文書抜粋
§ §

ところで、図3のように人間が乗ったヘリコプターを使って探査するのは、噴火時に危険が伴います。そこで自動操縦のヘリコプター、いわゆる「ドローン」が活躍します。ドローンには磁気センサーなどを搭載しておき、自動で空中電磁探査をできるようにしておくのです。ドローンにはこの他に、カメラも搭載しましょう。これで地表の様子を空から見ることができます。ガス感知センサーを搭載して、火山ガスの成分変化を調べるのもいいですね(図4に概念図)。
まるでSFマンガようですが、ドローンを用いた空中電磁探査はすでに実用化の一歩手前まで来ています。またドローンを用いた災害調査の技術開発も着々と進んでいます(注2)。

図4. 近未来の火山噴火監視体制の予想図。地上では地震・地殻変動を観測、空中では地下構造のモニタリングや、地表の様子を撮影するために、複数のドローンが定期パトロール。地中のトンネルでは宇宙線ミュー粒子(紫)を利用して、マグマの上昇をより細かくキャッチ(宇宙線ミューオンラジオグラフィ)。

§ §

課題
火山監視の文章で、ドローンに搭載するものとして挙げられている機器をすべて書き出すこと。

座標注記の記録
§ §

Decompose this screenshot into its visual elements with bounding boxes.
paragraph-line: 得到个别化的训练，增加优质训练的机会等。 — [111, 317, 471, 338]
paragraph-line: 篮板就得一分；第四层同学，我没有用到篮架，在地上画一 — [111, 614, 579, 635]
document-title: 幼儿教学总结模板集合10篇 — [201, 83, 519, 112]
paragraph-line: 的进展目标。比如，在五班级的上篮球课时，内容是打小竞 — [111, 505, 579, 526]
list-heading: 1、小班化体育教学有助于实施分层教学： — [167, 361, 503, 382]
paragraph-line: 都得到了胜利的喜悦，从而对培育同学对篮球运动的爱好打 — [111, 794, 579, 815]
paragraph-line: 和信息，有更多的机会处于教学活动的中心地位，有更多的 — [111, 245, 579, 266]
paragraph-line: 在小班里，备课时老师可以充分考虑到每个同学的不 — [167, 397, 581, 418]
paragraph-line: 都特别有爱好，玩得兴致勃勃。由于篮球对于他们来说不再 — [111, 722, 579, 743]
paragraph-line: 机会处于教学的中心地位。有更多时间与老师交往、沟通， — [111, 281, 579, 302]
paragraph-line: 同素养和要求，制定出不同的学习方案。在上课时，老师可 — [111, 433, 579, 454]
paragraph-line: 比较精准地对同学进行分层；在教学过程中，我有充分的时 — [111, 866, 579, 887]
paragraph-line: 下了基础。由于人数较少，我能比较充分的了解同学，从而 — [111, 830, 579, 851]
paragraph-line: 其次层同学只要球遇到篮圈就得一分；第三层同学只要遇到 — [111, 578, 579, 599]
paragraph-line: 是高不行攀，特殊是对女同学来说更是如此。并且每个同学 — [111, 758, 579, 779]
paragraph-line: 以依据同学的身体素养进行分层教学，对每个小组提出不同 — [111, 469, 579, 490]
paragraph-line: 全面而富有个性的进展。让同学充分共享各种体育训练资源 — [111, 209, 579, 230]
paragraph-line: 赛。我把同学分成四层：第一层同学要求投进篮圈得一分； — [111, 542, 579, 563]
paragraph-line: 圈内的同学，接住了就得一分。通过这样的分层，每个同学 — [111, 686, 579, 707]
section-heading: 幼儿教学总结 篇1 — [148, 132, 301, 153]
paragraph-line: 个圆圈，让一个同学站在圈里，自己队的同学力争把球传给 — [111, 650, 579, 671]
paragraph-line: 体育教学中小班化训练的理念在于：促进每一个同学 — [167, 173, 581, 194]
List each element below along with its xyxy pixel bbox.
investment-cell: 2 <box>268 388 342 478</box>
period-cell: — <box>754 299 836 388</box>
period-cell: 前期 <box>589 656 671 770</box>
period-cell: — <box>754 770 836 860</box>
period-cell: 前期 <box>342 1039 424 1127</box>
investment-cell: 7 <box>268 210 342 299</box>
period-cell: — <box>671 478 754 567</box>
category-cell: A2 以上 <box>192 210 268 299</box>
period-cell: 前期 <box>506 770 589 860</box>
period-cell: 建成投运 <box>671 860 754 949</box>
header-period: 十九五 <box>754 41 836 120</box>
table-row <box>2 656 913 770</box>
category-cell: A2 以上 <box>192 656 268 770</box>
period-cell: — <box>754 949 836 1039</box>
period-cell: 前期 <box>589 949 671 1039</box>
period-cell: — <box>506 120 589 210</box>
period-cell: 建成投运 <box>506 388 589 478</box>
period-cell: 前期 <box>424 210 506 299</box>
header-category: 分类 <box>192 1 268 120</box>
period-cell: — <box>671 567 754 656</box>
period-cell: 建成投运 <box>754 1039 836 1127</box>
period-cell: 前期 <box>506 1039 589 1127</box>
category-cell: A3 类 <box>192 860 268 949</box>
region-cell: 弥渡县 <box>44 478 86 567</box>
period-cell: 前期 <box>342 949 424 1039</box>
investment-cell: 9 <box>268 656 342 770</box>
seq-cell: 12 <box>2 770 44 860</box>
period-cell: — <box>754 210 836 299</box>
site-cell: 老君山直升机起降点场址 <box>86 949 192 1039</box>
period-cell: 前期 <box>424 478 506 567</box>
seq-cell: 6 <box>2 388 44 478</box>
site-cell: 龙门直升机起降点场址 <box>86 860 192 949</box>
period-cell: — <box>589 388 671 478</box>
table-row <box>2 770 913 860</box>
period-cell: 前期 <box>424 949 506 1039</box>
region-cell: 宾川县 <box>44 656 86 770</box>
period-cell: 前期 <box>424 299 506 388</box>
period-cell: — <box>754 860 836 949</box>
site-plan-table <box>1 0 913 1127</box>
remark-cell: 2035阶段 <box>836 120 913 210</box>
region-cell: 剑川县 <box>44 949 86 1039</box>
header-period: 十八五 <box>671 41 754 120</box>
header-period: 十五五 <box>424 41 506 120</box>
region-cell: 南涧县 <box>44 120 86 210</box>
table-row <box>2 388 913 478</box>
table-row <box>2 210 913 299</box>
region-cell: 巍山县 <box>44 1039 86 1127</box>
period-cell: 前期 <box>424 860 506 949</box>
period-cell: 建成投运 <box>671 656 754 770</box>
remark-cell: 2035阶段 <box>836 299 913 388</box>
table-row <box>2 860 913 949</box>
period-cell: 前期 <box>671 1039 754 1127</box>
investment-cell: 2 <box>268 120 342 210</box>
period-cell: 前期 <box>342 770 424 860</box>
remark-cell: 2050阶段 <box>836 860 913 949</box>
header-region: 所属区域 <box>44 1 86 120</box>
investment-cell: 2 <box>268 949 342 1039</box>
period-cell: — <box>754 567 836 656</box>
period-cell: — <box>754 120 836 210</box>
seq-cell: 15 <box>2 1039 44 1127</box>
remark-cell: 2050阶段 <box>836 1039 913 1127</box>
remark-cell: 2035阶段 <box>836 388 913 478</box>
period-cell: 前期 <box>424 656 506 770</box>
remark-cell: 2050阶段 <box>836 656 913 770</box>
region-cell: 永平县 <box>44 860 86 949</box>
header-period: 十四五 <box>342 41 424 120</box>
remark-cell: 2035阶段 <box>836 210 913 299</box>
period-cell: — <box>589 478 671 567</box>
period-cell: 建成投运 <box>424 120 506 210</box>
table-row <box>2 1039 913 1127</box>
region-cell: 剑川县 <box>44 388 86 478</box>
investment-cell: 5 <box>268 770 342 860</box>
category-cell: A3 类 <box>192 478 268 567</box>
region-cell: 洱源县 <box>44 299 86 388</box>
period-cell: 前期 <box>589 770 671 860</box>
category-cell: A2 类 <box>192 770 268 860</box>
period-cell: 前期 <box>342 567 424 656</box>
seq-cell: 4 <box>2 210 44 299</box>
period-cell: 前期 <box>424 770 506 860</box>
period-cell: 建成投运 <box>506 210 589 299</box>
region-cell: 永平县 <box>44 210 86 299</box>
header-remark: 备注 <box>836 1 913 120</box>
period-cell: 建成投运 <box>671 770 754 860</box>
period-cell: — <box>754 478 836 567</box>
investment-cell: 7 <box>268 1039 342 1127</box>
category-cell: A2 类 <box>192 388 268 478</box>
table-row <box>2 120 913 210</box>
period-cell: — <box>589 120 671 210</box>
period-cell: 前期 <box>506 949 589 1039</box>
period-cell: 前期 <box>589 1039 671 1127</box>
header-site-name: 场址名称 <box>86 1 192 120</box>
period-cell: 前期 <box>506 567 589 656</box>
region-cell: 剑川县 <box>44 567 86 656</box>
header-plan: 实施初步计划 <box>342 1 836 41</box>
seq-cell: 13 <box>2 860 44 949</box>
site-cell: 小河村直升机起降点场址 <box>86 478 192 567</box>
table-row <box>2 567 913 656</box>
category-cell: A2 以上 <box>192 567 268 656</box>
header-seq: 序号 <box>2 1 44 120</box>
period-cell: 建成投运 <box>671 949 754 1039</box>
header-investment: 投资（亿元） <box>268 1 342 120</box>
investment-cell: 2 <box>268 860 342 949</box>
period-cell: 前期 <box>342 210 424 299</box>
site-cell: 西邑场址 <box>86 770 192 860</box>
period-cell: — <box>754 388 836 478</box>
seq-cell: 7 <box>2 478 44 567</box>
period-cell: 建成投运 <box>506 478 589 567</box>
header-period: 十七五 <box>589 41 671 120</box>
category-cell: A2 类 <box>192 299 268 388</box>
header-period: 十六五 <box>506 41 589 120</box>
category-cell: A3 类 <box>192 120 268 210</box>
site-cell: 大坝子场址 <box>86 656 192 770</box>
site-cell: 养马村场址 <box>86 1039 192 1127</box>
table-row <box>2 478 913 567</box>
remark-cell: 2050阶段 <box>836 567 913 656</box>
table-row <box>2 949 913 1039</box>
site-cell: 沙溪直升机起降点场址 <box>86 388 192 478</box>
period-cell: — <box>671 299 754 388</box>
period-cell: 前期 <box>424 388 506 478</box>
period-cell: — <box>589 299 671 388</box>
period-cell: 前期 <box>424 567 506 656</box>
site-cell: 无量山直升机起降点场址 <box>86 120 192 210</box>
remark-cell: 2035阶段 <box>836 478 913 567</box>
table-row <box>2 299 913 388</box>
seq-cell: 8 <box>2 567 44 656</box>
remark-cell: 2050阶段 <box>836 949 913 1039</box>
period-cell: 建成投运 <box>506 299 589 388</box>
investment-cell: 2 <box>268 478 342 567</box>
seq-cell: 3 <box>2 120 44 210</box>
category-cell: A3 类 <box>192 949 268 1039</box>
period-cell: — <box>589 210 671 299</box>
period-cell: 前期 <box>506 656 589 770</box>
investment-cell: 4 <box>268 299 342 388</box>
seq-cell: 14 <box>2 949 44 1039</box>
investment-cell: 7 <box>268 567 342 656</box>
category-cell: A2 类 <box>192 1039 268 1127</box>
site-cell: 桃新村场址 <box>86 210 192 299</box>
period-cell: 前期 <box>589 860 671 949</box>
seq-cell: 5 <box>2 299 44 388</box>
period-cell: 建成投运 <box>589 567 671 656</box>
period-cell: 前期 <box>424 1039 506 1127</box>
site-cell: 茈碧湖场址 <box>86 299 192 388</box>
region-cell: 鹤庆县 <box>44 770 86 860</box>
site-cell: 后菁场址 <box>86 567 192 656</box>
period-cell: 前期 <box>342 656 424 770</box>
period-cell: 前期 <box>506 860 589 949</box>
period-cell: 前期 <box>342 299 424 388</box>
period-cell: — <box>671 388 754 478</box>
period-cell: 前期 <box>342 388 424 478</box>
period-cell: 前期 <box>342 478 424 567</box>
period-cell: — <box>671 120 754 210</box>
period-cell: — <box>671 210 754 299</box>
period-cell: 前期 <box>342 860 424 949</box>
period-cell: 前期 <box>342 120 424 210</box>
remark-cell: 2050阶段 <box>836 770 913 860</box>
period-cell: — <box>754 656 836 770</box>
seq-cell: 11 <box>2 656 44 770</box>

§ §

解答
磁気センサー、カメラ、ガス感知センサー